-- Begin DATA TO PROCESS --
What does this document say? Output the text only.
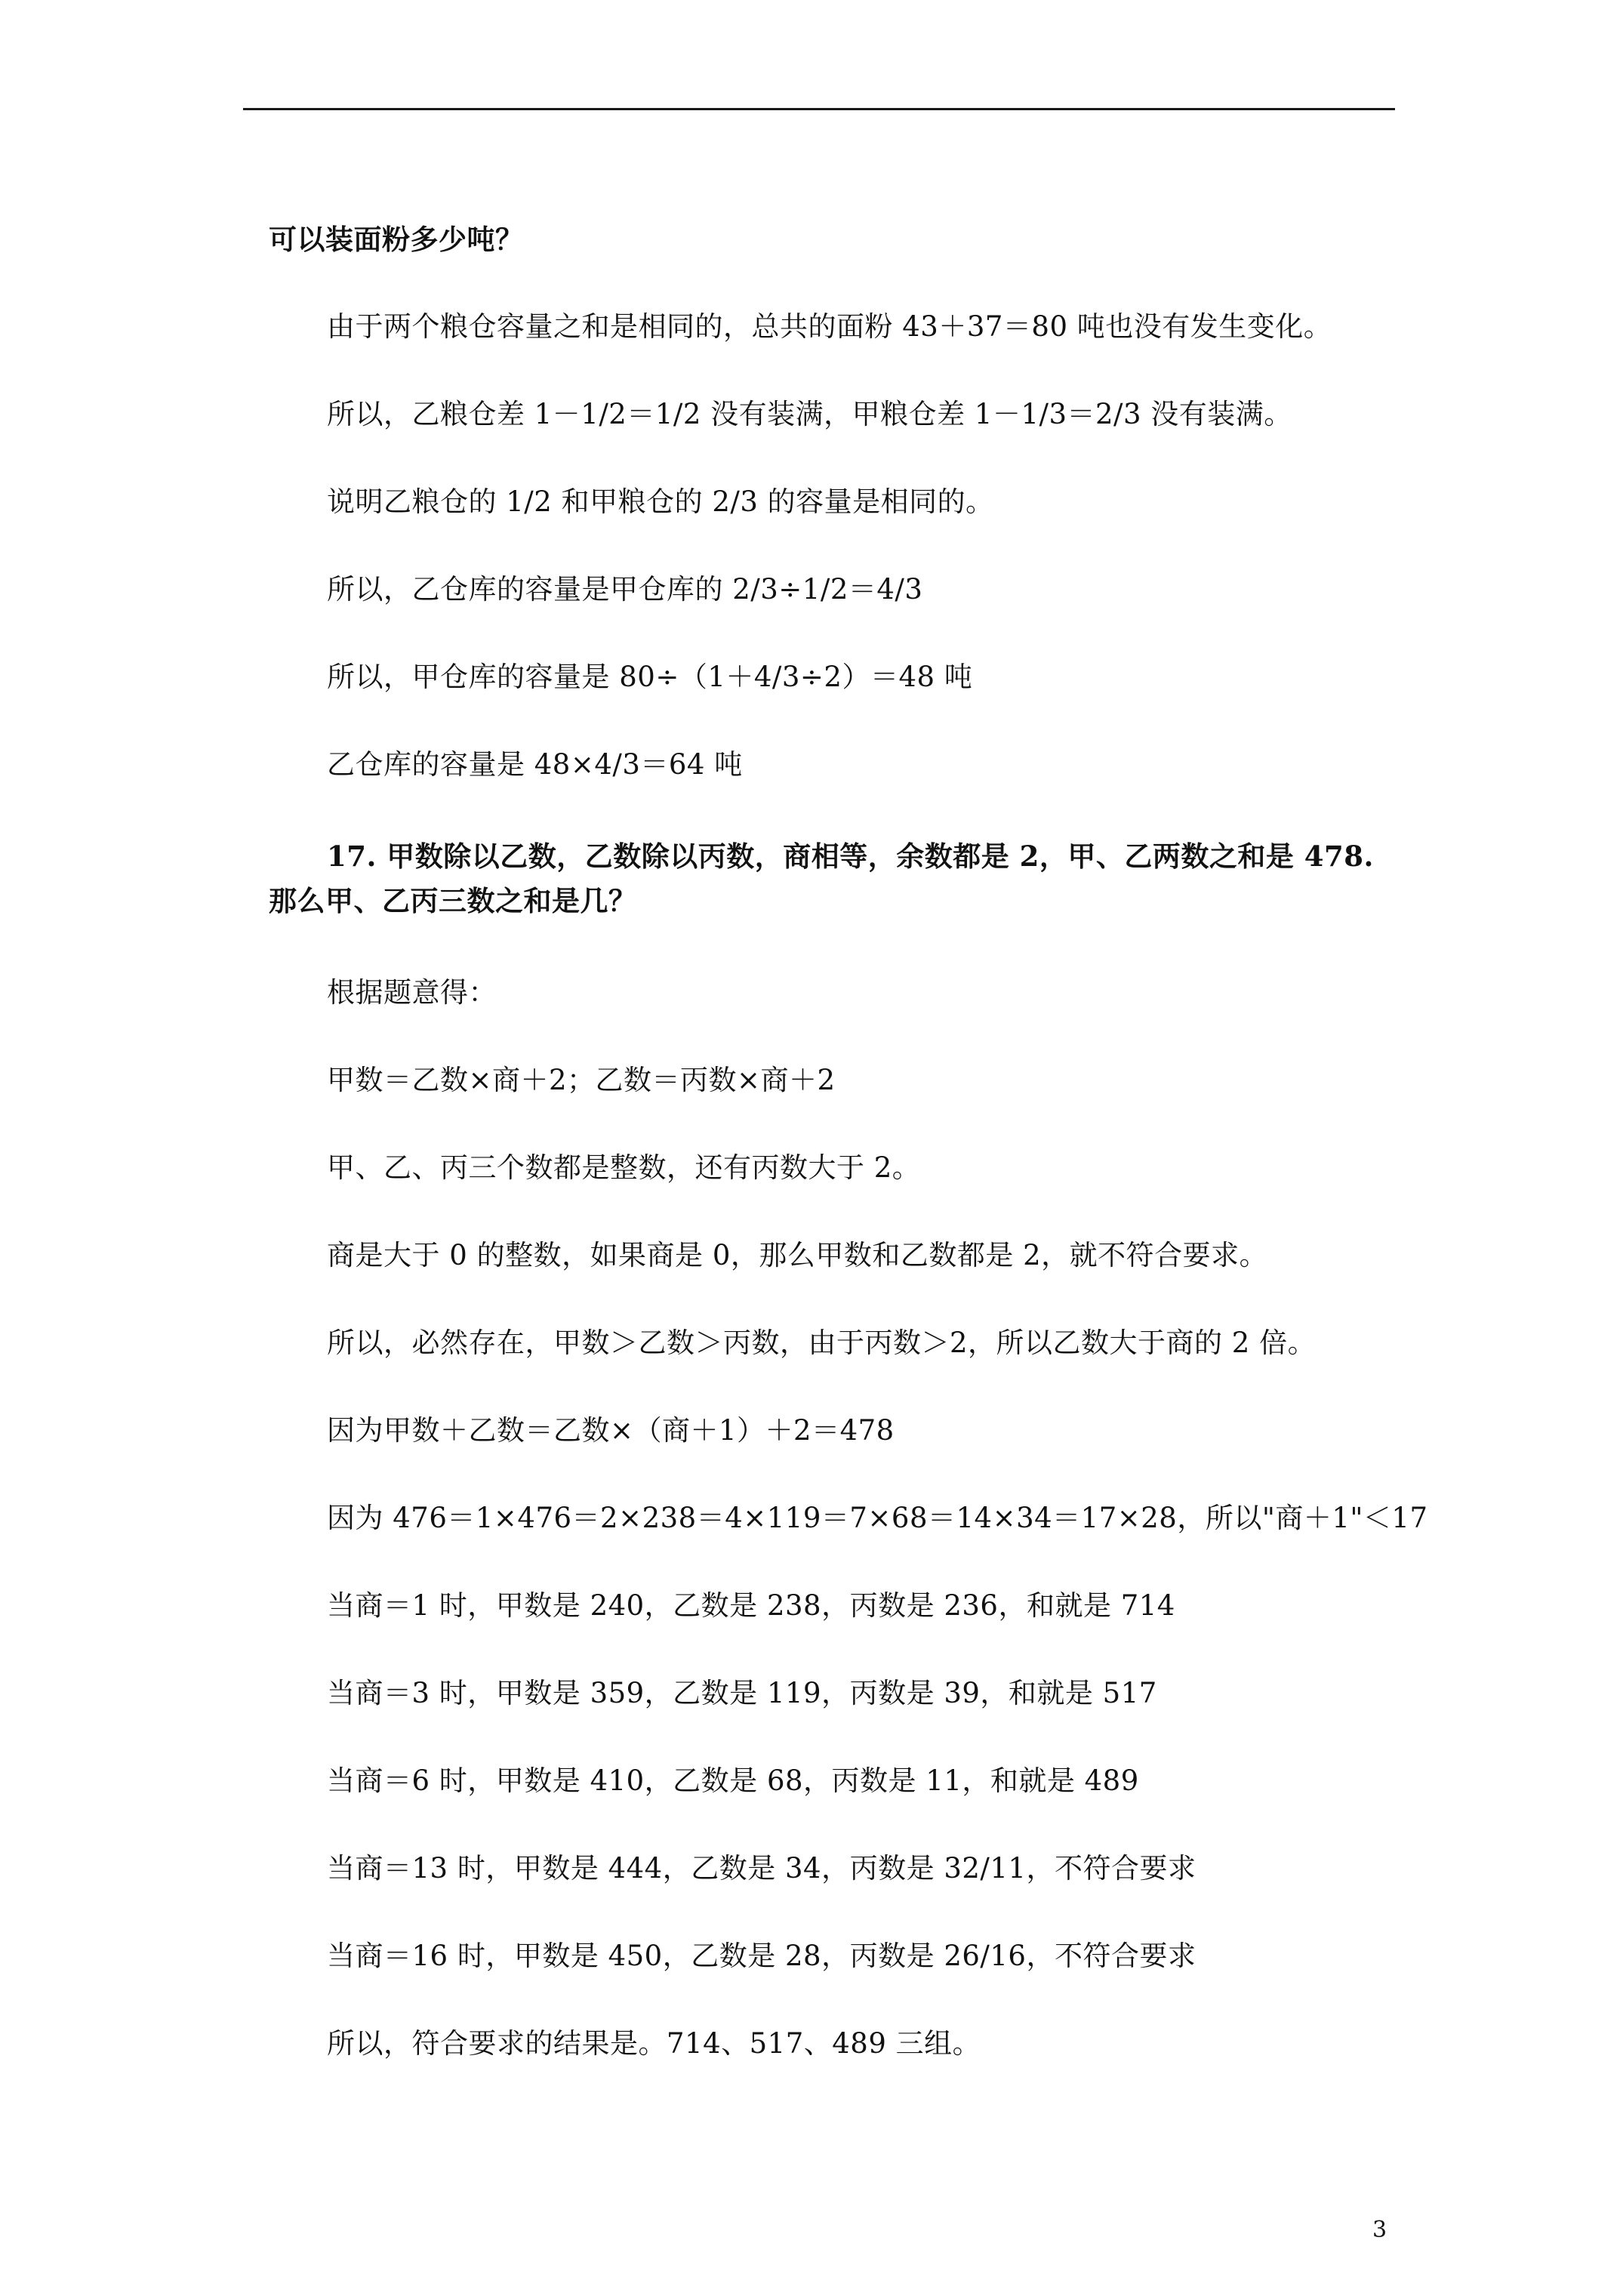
可以装面粉多少吨？
由于两个粮仓容量之和是相同的，总共的面粉 43＋37＝80 吨也没有发生变化。
所以，乙粮仓差 1－1/2＝1/2 没有装满，甲粮仓差 1－1/3＝2/3 没有装满。
说明乙粮仓的 1/2 和甲粮仓的 2/3 的容量是相同的。
所以，乙仓库的容量是甲仓库的 2/3÷1/2＝4/3
所以，甲仓库的容量是 80÷（1＋4/3÷2）＝48 吨
乙仓库的容量是 48×4/3＝64 吨
17. 甲数除以乙数，乙数除以丙数，商相等，余数都是 2，甲、乙两数之和是 478.
那么甲、乙丙三数之和是几？
根据题意得：
甲数＝乙数×商＋2；乙数＝丙数×商＋2
甲、乙、丙三个数都是整数，还有丙数大于 2。
商是大于 0 的整数，如果商是 0，那么甲数和乙数都是 2，就不符合要求。
所以，必然存在，甲数＞乙数＞丙数，由于丙数＞2，所以乙数大于商的 2 倍。
因为甲数＋乙数＝乙数×（商＋1）＋2＝478
因为 476＝1×476＝2×238＝4×119＝7×68＝14×34＝17×28，所以"商＋1"＜17
当商＝1 时，甲数是 240，乙数是 238，丙数是 236，和就是 714
当商＝3 时，甲数是 359，乙数是 119，丙数是 39，和就是 517
当商＝6 时，甲数是 410，乙数是 68，丙数是 11，和就是 489
当商＝13 时，甲数是 444，乙数是 34，丙数是 32/11，不符合要求
当商＝16 时，甲数是 450，乙数是 28，丙数是 26/16，不符合要求
所以，符合要求的结果是。714、517、489 三组。
3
-- End DATA TO PROCESS --
= PROBLEM TO WORK ON =
In your copy of the records, include no pictures; repeat everything else exactly.

= RESPONSE TO THIS TASK =
What does this document say? Output the text only.
可以装面粉多少吨？
由于两个粮仓容量之和是相同的，总共的面粉 43＋37＝80 吨也没有发生变化。
所以，乙粮仓差 1－1/2＝1/2 没有装满，甲粮仓差 1－1/3＝2/3 没有装满。
说明乙粮仓的 1/2 和甲粮仓的 2/3 的容量是相同的。
所以，乙仓库的容量是甲仓库的 2/3÷1/2＝4/3
所以，甲仓库的容量是 80÷（1＋4/3÷2）＝48 吨
乙仓库的容量是 48×4/3＝64 吨
17. 甲数除以乙数，乙数除以丙数，商相等，余数都是 2，甲、乙两数之和是 478.
那么甲、乙丙三数之和是几？
根据题意得：
甲数＝乙数×商＋2；乙数＝丙数×商＋2
甲、乙、丙三个数都是整数，还有丙数大于 2。
商是大于 0 的整数，如果商是 0，那么甲数和乙数都是 2，就不符合要求。
所以，必然存在，甲数＞乙数＞丙数，由于丙数＞2，所以乙数大于商的 2 倍。
因为甲数＋乙数＝乙数×（商＋1）＋2＝478
因为 476＝1×476＝2×238＝4×119＝7×68＝14×34＝17×28，所以"商＋1"＜17
当商＝1 时，甲数是 240，乙数是 238，丙数是 236，和就是 714
当商＝3 时，甲数是 359，乙数是 119，丙数是 39，和就是 517
当商＝6 时，甲数是 410，乙数是 68，丙数是 11，和就是 489
当商＝13 时，甲数是 444，乙数是 34，丙数是 32/11，不符合要求
当商＝16 时，甲数是 450，乙数是 28，丙数是 26/16，不符合要求
所以，符合要求的结果是。714、517、489 三组。
3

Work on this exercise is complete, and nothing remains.